(Stored records)
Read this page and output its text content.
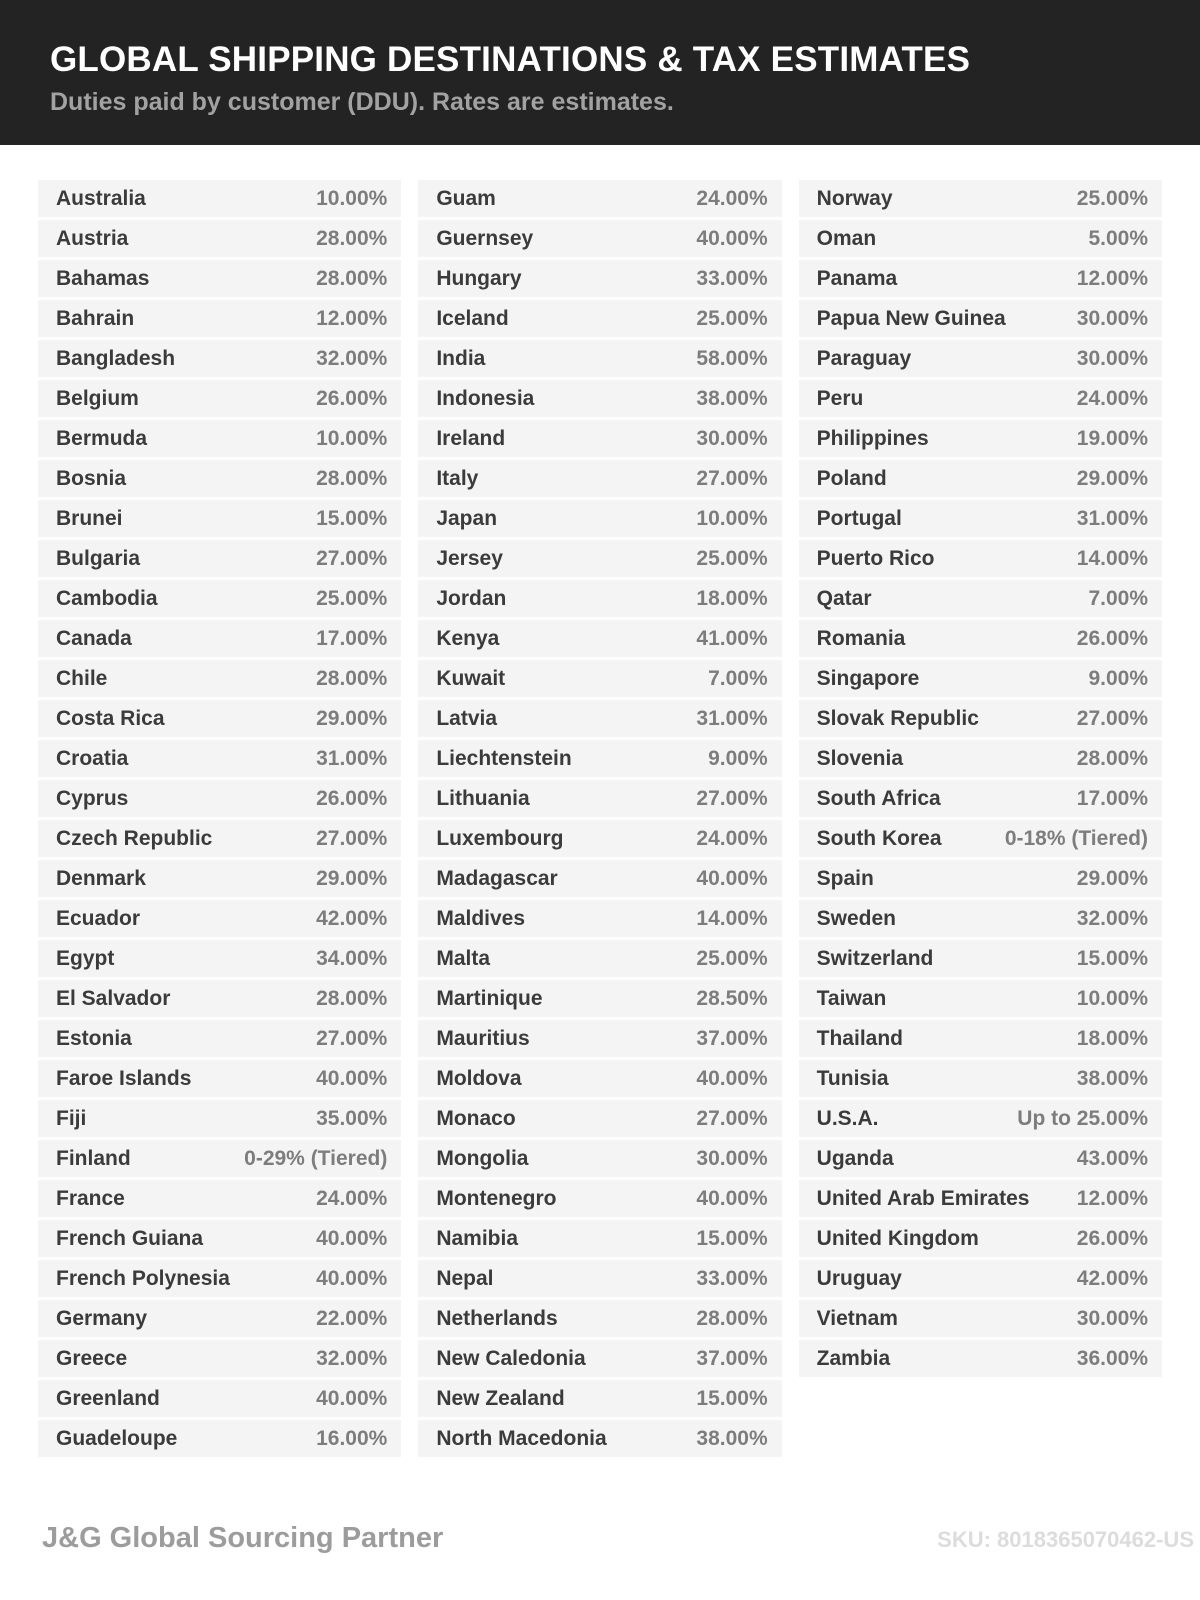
GLOBAL SHIPPING DESTINATIONS & TAX ESTIMATES

Duties paid by customer (DDU). Rates are estimates.

Australia	10.00%
Austria	28.00%
Bahamas	28.00%
Bahrain	12.00%
Bangladesh	32.00%
Belgium	26.00%
Bermuda	10.00%
Bosnia	28.00%
Brunei	15.00%
Bulgaria	27.00%
Cambodia	25.00%
Canada	17.00%
Chile	28.00%
Costa Rica	29.00%
Croatia	31.00%
Cyprus	26.00%
Czech Republic	27.00%
Denmark	29.00%
Ecuador	42.00%
Egypt	34.00%
El Salvador	28.00%
Estonia	27.00%
Faroe Islands	40.00%
Fiji	35.00%
Finland	0-29% (Tiered)
France	24.00%
French Guiana	40.00%
French Polynesia	40.00%
Germany	22.00%
Greece	32.00%
Greenland	40.00%
Guadeloupe	16.00%
Guam	24.00%
Guernsey	40.00%
Hungary	33.00%
Iceland	25.00%
India	58.00%
Indonesia	38.00%
Ireland	30.00%
Italy	27.00%
Japan	10.00%
Jersey	25.00%
Jordan	18.00%
Kenya	41.00%
Kuwait	7.00%
Latvia	31.00%
Liechtenstein	9.00%
Lithuania	27.00%
Luxembourg	24.00%
Madagascar	40.00%
Maldives	14.00%
Malta	25.00%
Martinique	28.50%
Mauritius	37.00%
Moldova	40.00%
Monaco	27.00%
Mongolia	30.00%
Montenegro	40.00%
Namibia	15.00%
Nepal	33.00%
Netherlands	28.00%
New Caledonia	37.00%
New Zealand	15.00%
North Macedonia	38.00%
Norway	25.00%
Oman	5.00%
Panama	12.00%
Papua New Guinea	30.00%
Paraguay	30.00%
Peru	24.00%
Philippines	19.00%
Poland	29.00%
Portugal	31.00%
Puerto Rico	14.00%
Qatar	7.00%
Romania	26.00%
Singapore	9.00%
Slovak Republic	27.00%
Slovenia	28.00%
South Africa	17.00%
South Korea	0-18% (Tiered)
Spain	29.00%
Sweden	32.00%
Switzerland	15.00%
Taiwan	10.00%
Thailand	18.00%
Tunisia	38.00%
U.S.A.	Up to 25.00%
Uganda	43.00%
United Arab Emirates 12.00%
United Kingdom	26.00%
Uruguay	42.00%
Vietnam	30.00%
Zambia	36.00%
J&G Global Sourcing Partner	SKU: 8018365070462-US
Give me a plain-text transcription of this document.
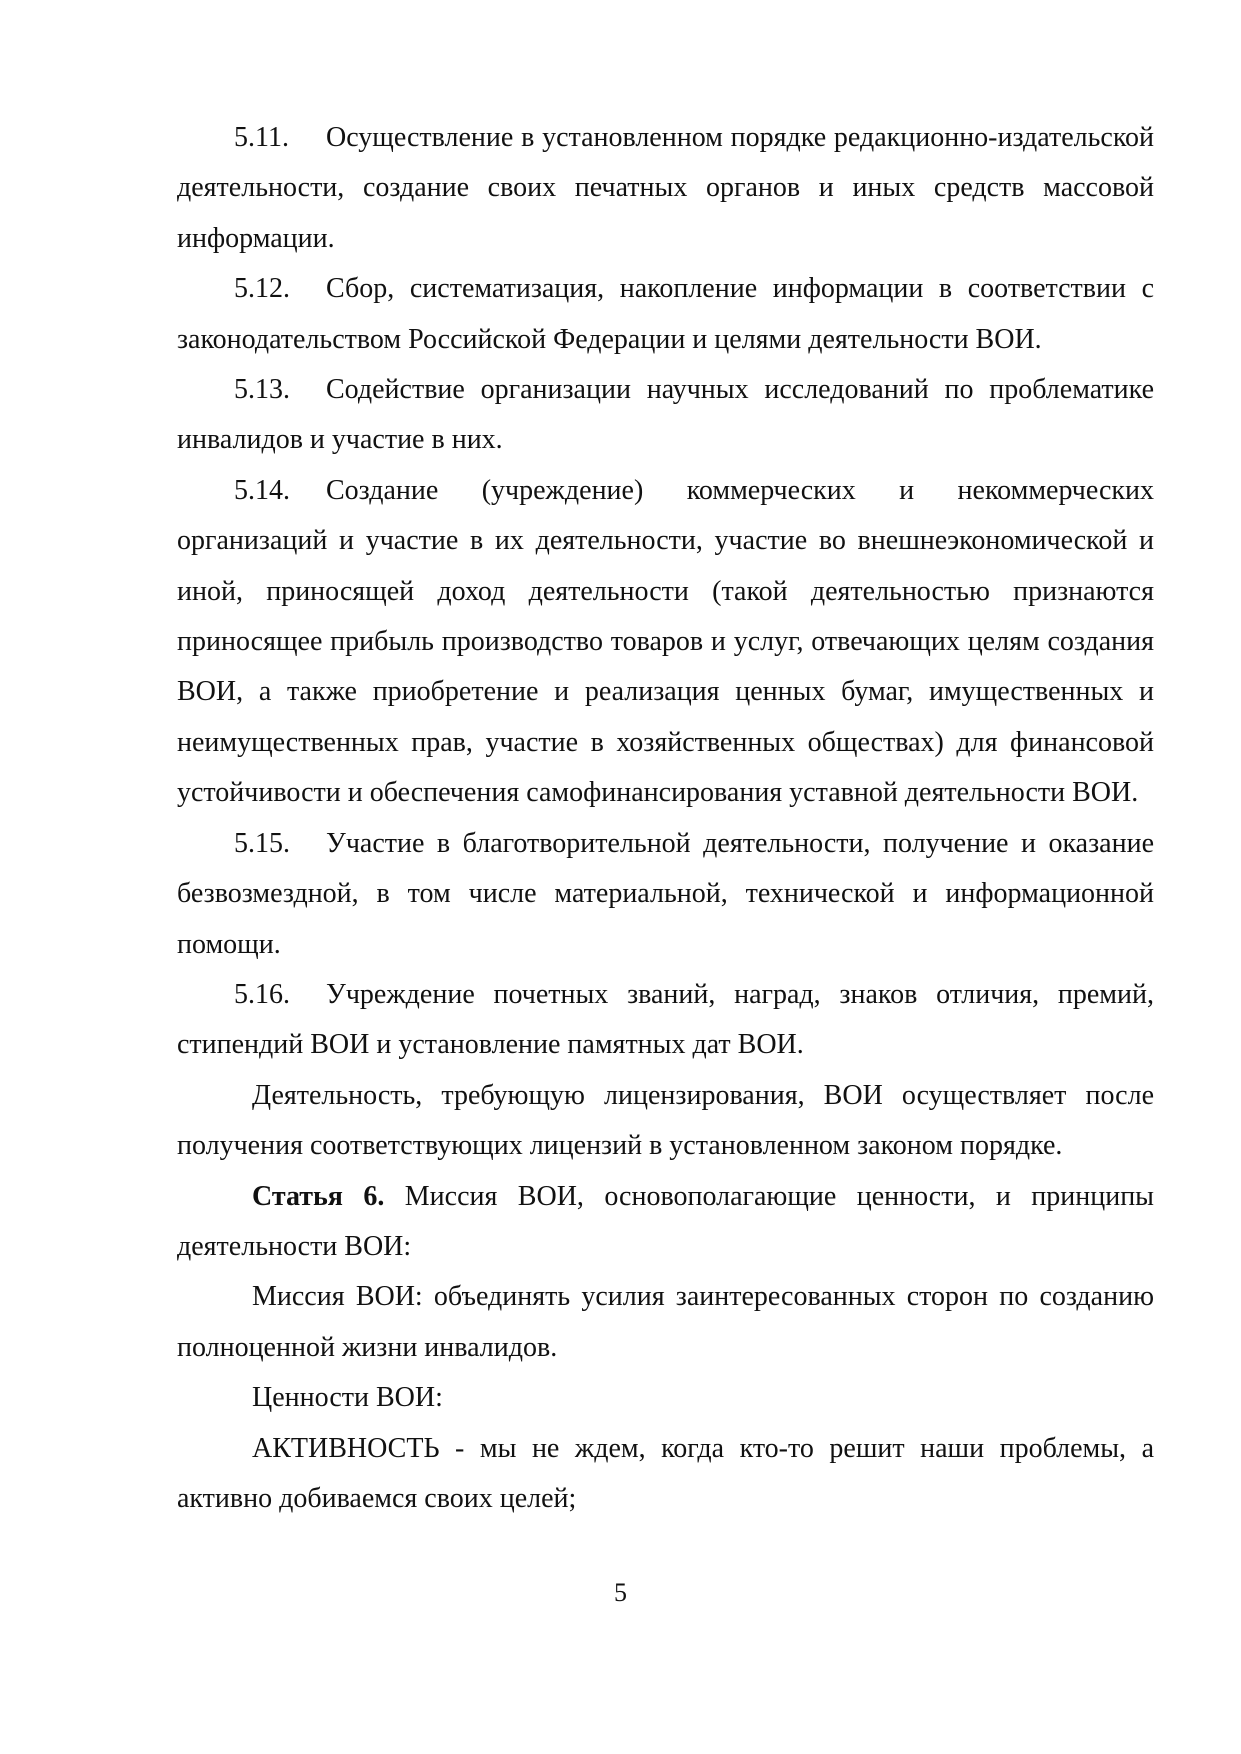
5.11. Осуществление в установленном порядке редакционно-издательской деятельности, создание своих печатных органов и иных средств массовой информации.

5.12. Сбор, систематизация, накопление информации в соответствии с законодательством Российской Федерации и целями деятельности ВОИ.

5.13. Содействие организации научных исследований по проблематике инвалидов и участие в них.

5.14. Создание (учреждение) коммерческих и некоммерческих организаций и участие в их деятельности, участие во внешнеэкономической и иной, приносящей доход деятельности (такой деятельностью признаются приносящее прибыль производство товаров и услуг, отвечающих целям создания ВОИ, а также приобретение и реализация ценных бумаг, имущественных и неимущественных прав, участие в хозяйственных обществах) для финансовой устойчивости и обеспечения самофинансирования уставной деятельности ВОИ.

5.15. Участие в благотворительной деятельности, получение и оказание безвозмездной, в том числе материальной, технической и информационной помощи.

5.16. Учреждение почетных званий, наград, знаков отличия, премий, стипендий ВОИ и установление памятных дат ВОИ.

Деятельность, требующую лицензирования, ВОИ осуществляет после получения соответствующих лицензий в установленном законом порядке.

Статья 6. Миссия ВОИ, основополагающие ценности, и принципы деятельности ВОИ:

Миссия ВОИ: объединять усилия заинтересованных сторон по созданию полноценной жизни инвалидов.

Ценности ВОИ:

АКТИВНОСТЬ - мы не ждем, когда кто-то решит наши проблемы, а активно добиваемся своих целей;

5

SHORT EXERCISE.
The listing above must be printed again exactly, minus its pictures.

COMPLETE ANSWER.
Read this page and output its text content.
GLOBAL SHIPPING DESTINATIONS & TAX ESTIMATES

Duties paid by customer (DDU). Rates are estimates.

Australia	10.00%
Austria	28.00%
Bahamas	28.00%
Bahrain	12.00%
Bangladesh	32.00%
Belgium	26.00%
Bermuda	10.00%
Bosnia	28.00%
Brunei	15.00%
Bulgaria	27.00%
Cambodia	25.00%
Canada	17.00%
Chile	28.00%
Costa Rica	29.00%
Croatia	31.00%
Cyprus	26.00%
Czech Republic	27.00%
Denmark	29.00%
Ecuador	42.00%
Egypt	34.00%
El Salvador	28.00%
Estonia	27.00%
Faroe Islands	40.00%
Fiji	35.00%
Finland	0-29% (Tiered)
France	24.00%
French Guiana	40.00%
French Polynesia	40.00%
Germany	22.00%
Greece	32.00%
Greenland	40.00%
Guadeloupe	16.00%
Guam	24.00%
Guernsey	40.00%
Hungary	33.00%
Iceland	25.00%
India	58.00%
Indonesia	38.00%
Ireland	30.00%
Italy	27.00%
Japan	10.00%
Jersey	25.00%
Jordan	18.00%
Kenya	41.00%
Kuwait	7.00%
Latvia	31.00%
Liechtenstein	9.00%
Lithuania	27.00%
Luxembourg	24.00%
Madagascar	40.00%
Maldives	14.00%
Malta	25.00%
Martinique	28.50%
Mauritius	37.00%
Moldova	40.00%
Monaco	27.00%
Mongolia	30.00%
Montenegro	40.00%
Namibia	15.00%
Nepal	33.00%
Netherlands	28.00%
New Caledonia	37.00%
New Zealand	15.00%
North Macedonia	38.00%
Norway	25.00%
Oman	5.00%
Panama	12.00%
Papua New Guinea	30.00%
Paraguay	30.00%
Peru	24.00%
Philippines	19.00%
Poland	29.00%
Portugal	31.00%
Puerto Rico	14.00%
Qatar	7.00%
Romania	26.00%
Singapore	9.00%
Slovak Republic	27.00%
Slovenia	28.00%
South Africa	17.00%
South Korea	0-18% (Tiered)
Spain	29.00%
Sweden	32.00%
Switzerland	15.00%
Taiwan	10.00%
Thailand	18.00%
Tunisia	38.00%
U.S.A.	Up to 25.00%
Uganda	43.00%
United Arab Emirates 12.00%
United Kingdom	26.00%
Uruguay	42.00%
Vietnam	30.00%
Zambia	36.00%
J&G Global Sourcing Partner	SKU: 8018365070462-US
Give me a plain-text transcription of this document.
5.11. Осуществление в установленном порядке редакционно-издательской деятельности, создание своих печатных органов и иных средств массовой информации.

5.12. Сбор, систематизация, накопление информации в соответствии с законодательством Российской Федерации и целями деятельности ВОИ.

5.13. Содействие организации научных исследований по проблематике инвалидов и участие в них.

5.14. Создание (учреждение) коммерческих и некоммерческих организаций и участие в их деятельности, участие во внешнеэкономической и иной, приносящей доход деятельности (такой деятельностью признаются приносящее прибыль производство товаров и услуг, отвечающих целям создания ВОИ, а также приобретение и реализация ценных бумаг, имущественных и неимущественных прав, участие в хозяйственных обществах) для финансовой устойчивости и обеспечения самофинансирования уставной деятельности ВОИ.

5.15. Участие в благотворительной деятельности, получение и оказание безвозмездной, в том числе материальной, технической и информационной помощи.

5.16. Учреждение почетных званий, наград, знаков отличия, премий, стипендий ВОИ и установление памятных дат ВОИ.

Деятельность, требующую лицензирования, ВОИ осуществляет после получения соответствующих лицензий в установленном законом порядке.

Статья 6. Миссия ВОИ, основополагающие ценности, и принципы деятельности ВОИ:

Миссия ВОИ: объединять усилия заинтересованных сторон по созданию полноценной жизни инвалидов.

Ценности ВОИ:

АКТИВНОСТЬ - мы не ждем, когда кто-то решит наши проблемы, а активно добиваемся своих целей;

5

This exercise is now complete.